■ Listed entries:
※

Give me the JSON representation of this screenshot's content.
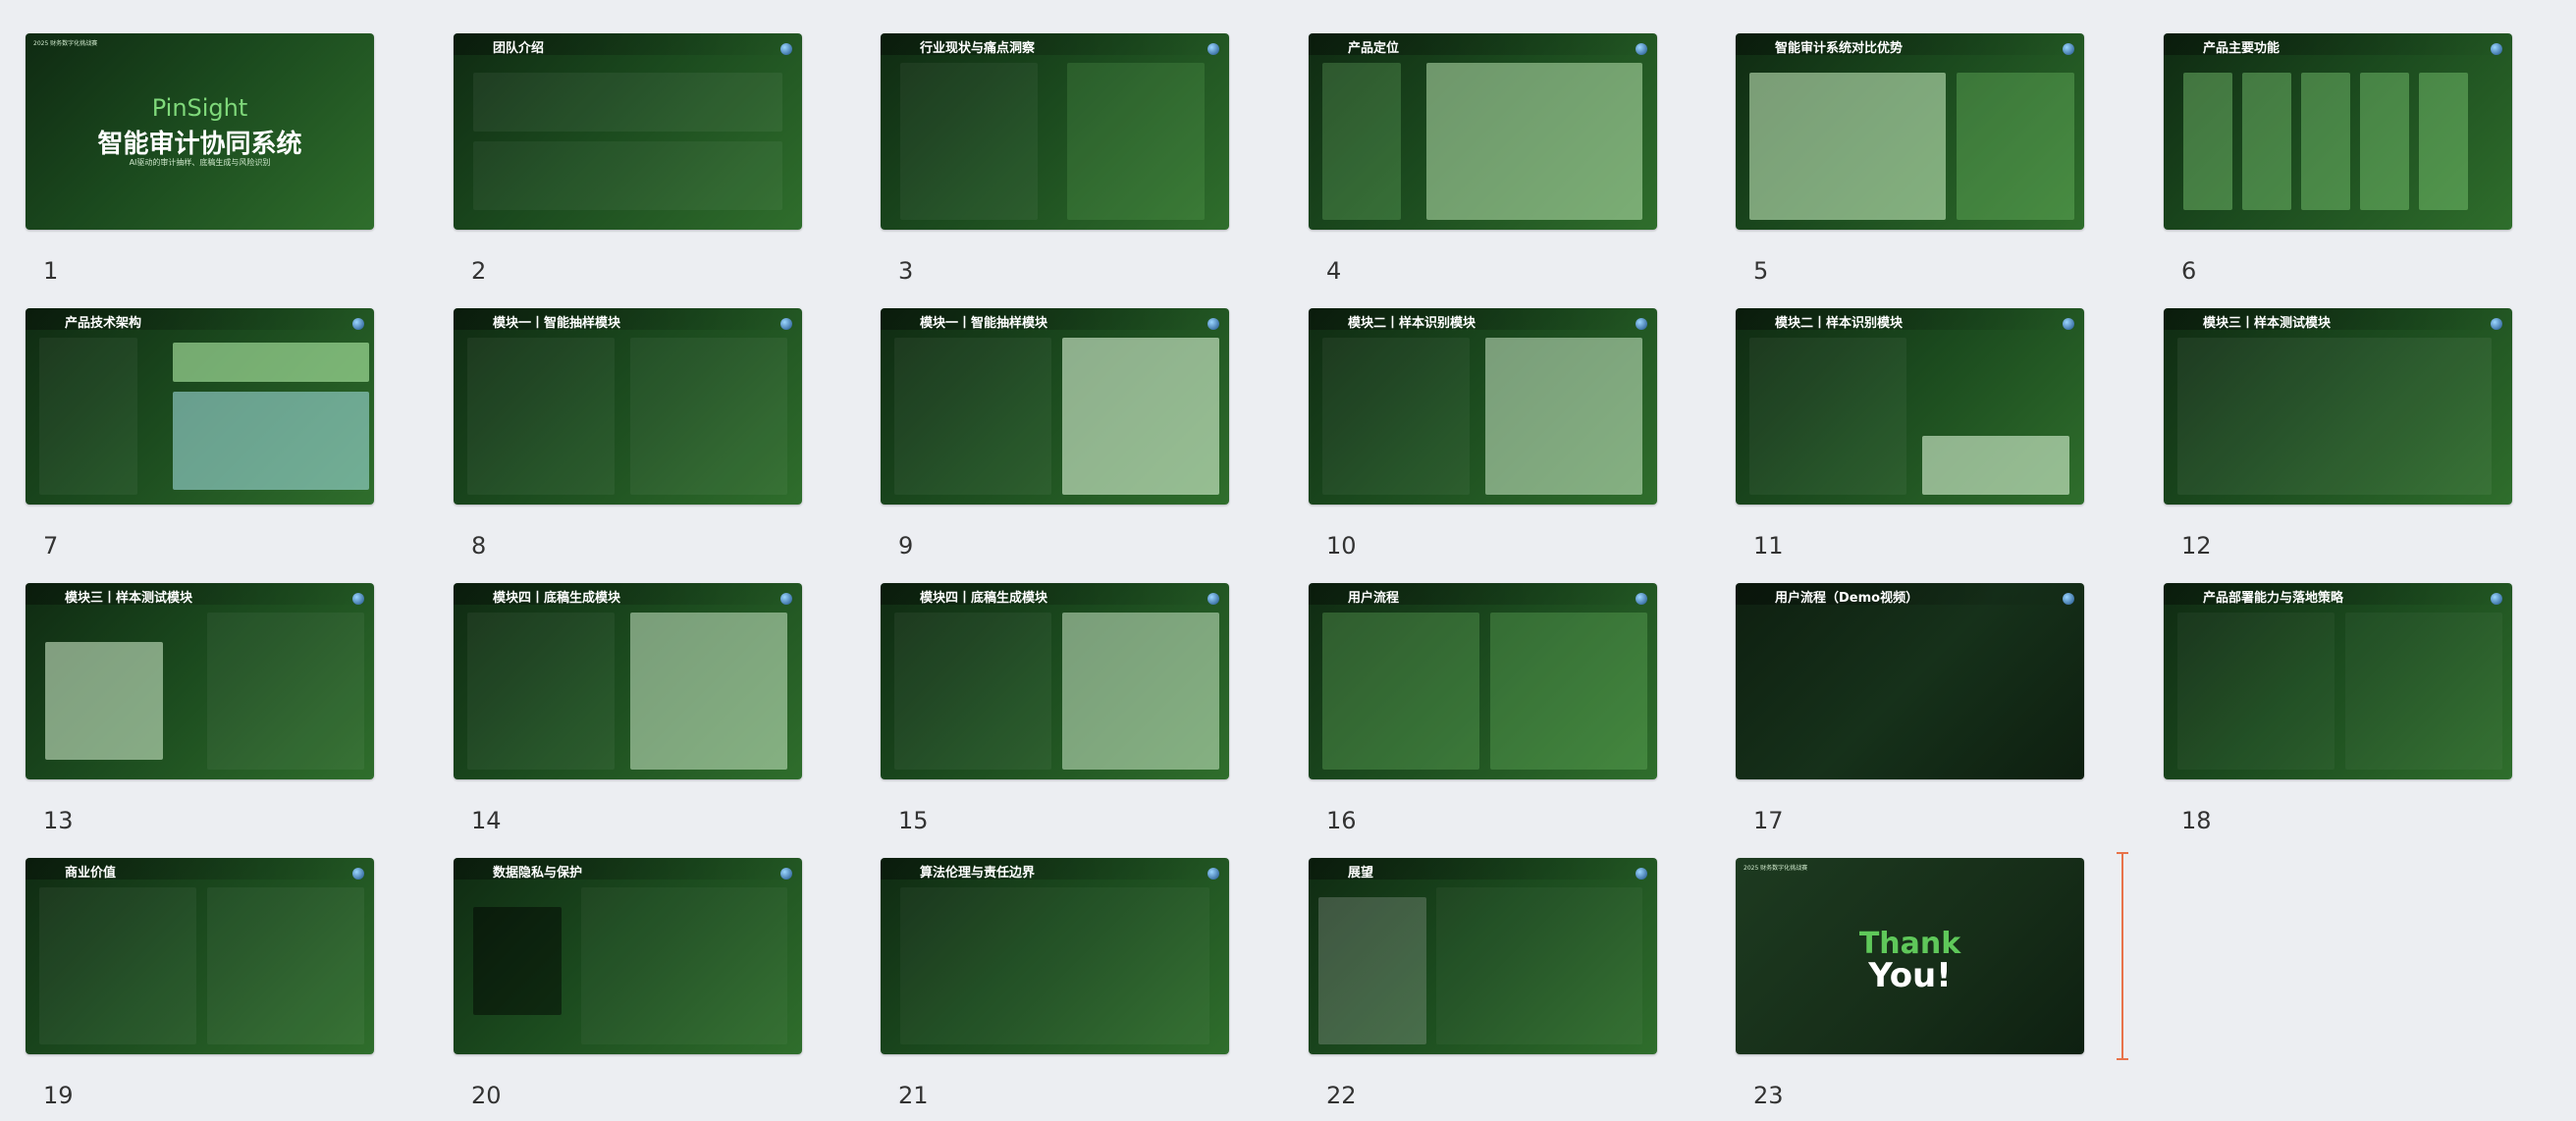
{
  "slides": [
    {
      "n": "1",
      "title": "",
      "brand": "PinSight",
      "big_title": "智能审计协同系统",
      "subtitle": "AI驱动的审计抽样、底稿生成与风险识别",
      "tag": "2025 财务数字化挑战赛"
    },
    {
      "n": "2",
      "title": "团队介绍"
    },
    {
      "n": "3",
      "title": "行业现状与痛点洞察"
    },
    {
      "n": "4",
      "title": "产品定位"
    },
    {
      "n": "5",
      "title": "智能审计系统对比优势"
    },
    {
      "n": "6",
      "title": "产品主要功能"
    },
    {
      "n": "7",
      "title": "产品技术架构"
    },
    {
      "n": "8",
      "title": "模块一丨智能抽样模块"
    },
    {
      "n": "9",
      "title": "模块一丨智能抽样模块"
    },
    {
      "n": "10",
      "title": "模块二丨样本识别模块"
    },
    {
      "n": "11",
      "title": "模块二丨样本识别模块"
    },
    {
      "n": "12",
      "title": "模块三丨样本测试模块"
    },
    {
      "n": "13",
      "title": "模块三丨样本测试模块"
    },
    {
      "n": "14",
      "title": "模块四丨底稿生成模块"
    },
    {
      "n": "15",
      "title": "模块四丨底稿生成模块"
    },
    {
      "n": "16",
      "title": "用户流程"
    },
    {
      "n": "17",
      "title": "用户流程（Demo视频）"
    },
    {
      "n": "18",
      "title": "产品部署能力与落地策略"
    },
    {
      "n": "19",
      "title": "商业价值"
    },
    {
      "n": "20",
      "title": "数据隐私与保护"
    },
    {
      "n": "21",
      "title": "算法伦理与责任边界"
    },
    {
      "n": "22",
      "title": "展望"
    },
    {
      "n": "23",
      "title": "",
      "thank": "Thank",
      "you": "You!",
      "tag": "2025 财务数字化挑战赛"
    }
  ]
}
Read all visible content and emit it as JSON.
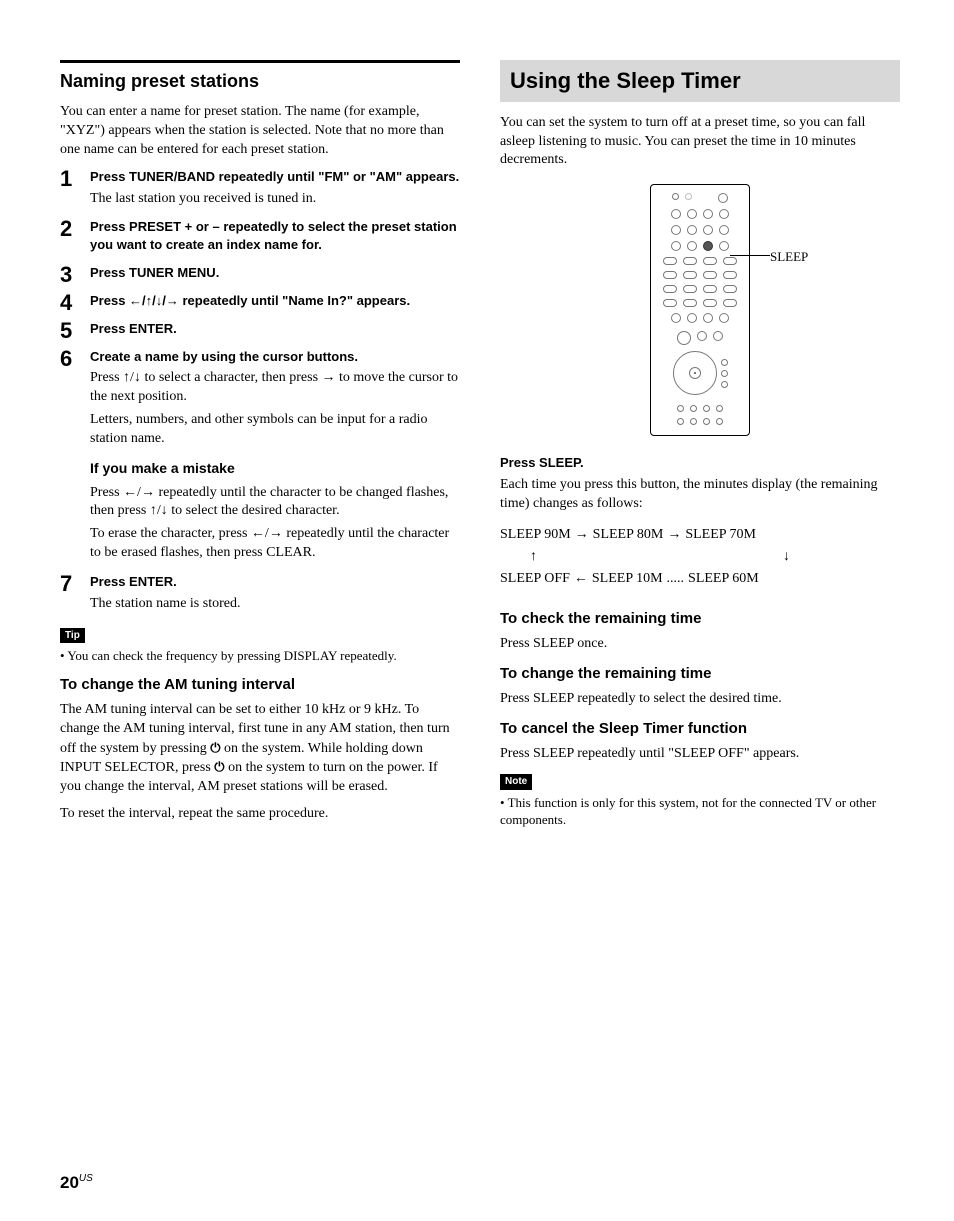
{
  "left": {
    "title": "Naming preset stations",
    "intro": "You can enter a name for preset station. The name (for example, \"XYZ\") appears when the station is selected. Note that no more than one name can be entered for each preset station.",
    "steps": [
      {
        "n": "1",
        "head": "Press TUNER/BAND repeatedly until \"FM\" or \"AM\" appears.",
        "text": "The last station you received is tuned in."
      },
      {
        "n": "2",
        "head": "Press PRESET + or – repeatedly to select the preset station you want to create an index name for.",
        "text": ""
      },
      {
        "n": "3",
        "head": "Press TUNER MENU.",
        "text": ""
      },
      {
        "n": "4",
        "head": "Press ←/↑/↓/→ repeatedly until \"Name In?\" appears.",
        "text": ""
      },
      {
        "n": "5",
        "head": "Press ENTER.",
        "text": ""
      },
      {
        "n": "6",
        "head": "Create a name by using the cursor buttons.",
        "text": "Press ↑/↓ to select a character, then press → to move the cursor to the next position.",
        "text2": "Letters, numbers, and other symbols can be input for a radio station name.",
        "mistake_title": "If you make a mistake",
        "mistake1": "Press ←/→ repeatedly until the character to be changed flashes, then press ↑/↓ to select the desired character.",
        "mistake2": "To erase the character, press ←/→ repeatedly until the character to be erased flashes, then press CLEAR."
      },
      {
        "n": "7",
        "head": "Press ENTER.",
        "text": "The station name is stored."
      }
    ],
    "tip_label": "Tip",
    "tip_text": "You can check the frequency by pressing DISPLAY repeatedly.",
    "am_title": "To change the AM tuning interval",
    "am_p1_a": "The AM tuning interval can be set to either 10 kHz or 9 kHz. To change the AM tuning interval, first tune in any AM station, then turn off the system by pressing ",
    "am_p1_b": " on the system. While holding down INPUT SELECTOR, press ",
    "am_p1_c": " on the system to turn on the power. If you change the interval, AM preset stations will be erased.",
    "am_p2": "To reset the interval, repeat the same procedure."
  },
  "right": {
    "title": "Using the Sleep Timer",
    "intro": "You can set the system to turn off at a preset time, so you can fall asleep listening to music. You can preset the time in 10 minutes decrements.",
    "sleep_label": "SLEEP",
    "press": "Press SLEEP.",
    "press_text": "Each time you press this button, the minutes display (the remaining time) changes as follows:",
    "cycle_top_a": "SLEEP 90M",
    "cycle_top_b": "SLEEP 80M",
    "cycle_top_c": "SLEEP 70M",
    "cycle_bot_a": "SLEEP OFF",
    "cycle_bot_b": "SLEEP 10M",
    "cycle_bot_c": "SLEEP 60M",
    "dots": ".....",
    "check_title": "To check the remaining time",
    "check_text": "Press SLEEP once.",
    "change_title": "To change the remaining time",
    "change_text": "Press SLEEP repeatedly to select the desired time.",
    "cancel_title": "To cancel the Sleep Timer function",
    "cancel_text": "Press SLEEP repeatedly until \"SLEEP OFF\" appears.",
    "note_label": "Note",
    "note_text": "This function is only for this system, not for the connected TV or other components."
  },
  "footer": {
    "page": "20",
    "suffix": "US"
  }
}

※

■ The request: List all lines holding the string "interval".

■ The solution:
    "am_title": "To change the AM tuning interval",
    "am_p1_a": "The AM tuning interval can be set to either 10 kHz or 9 kHz. To change the AM tuning interval, first tune in any AM station, then turn off the system by pressing ",
    "am_p1_c": " on the system to turn on the power. If you change the interval, AM preset stations will be erased.",
    "am_p2": "To reset the interval, repeat the same procedure."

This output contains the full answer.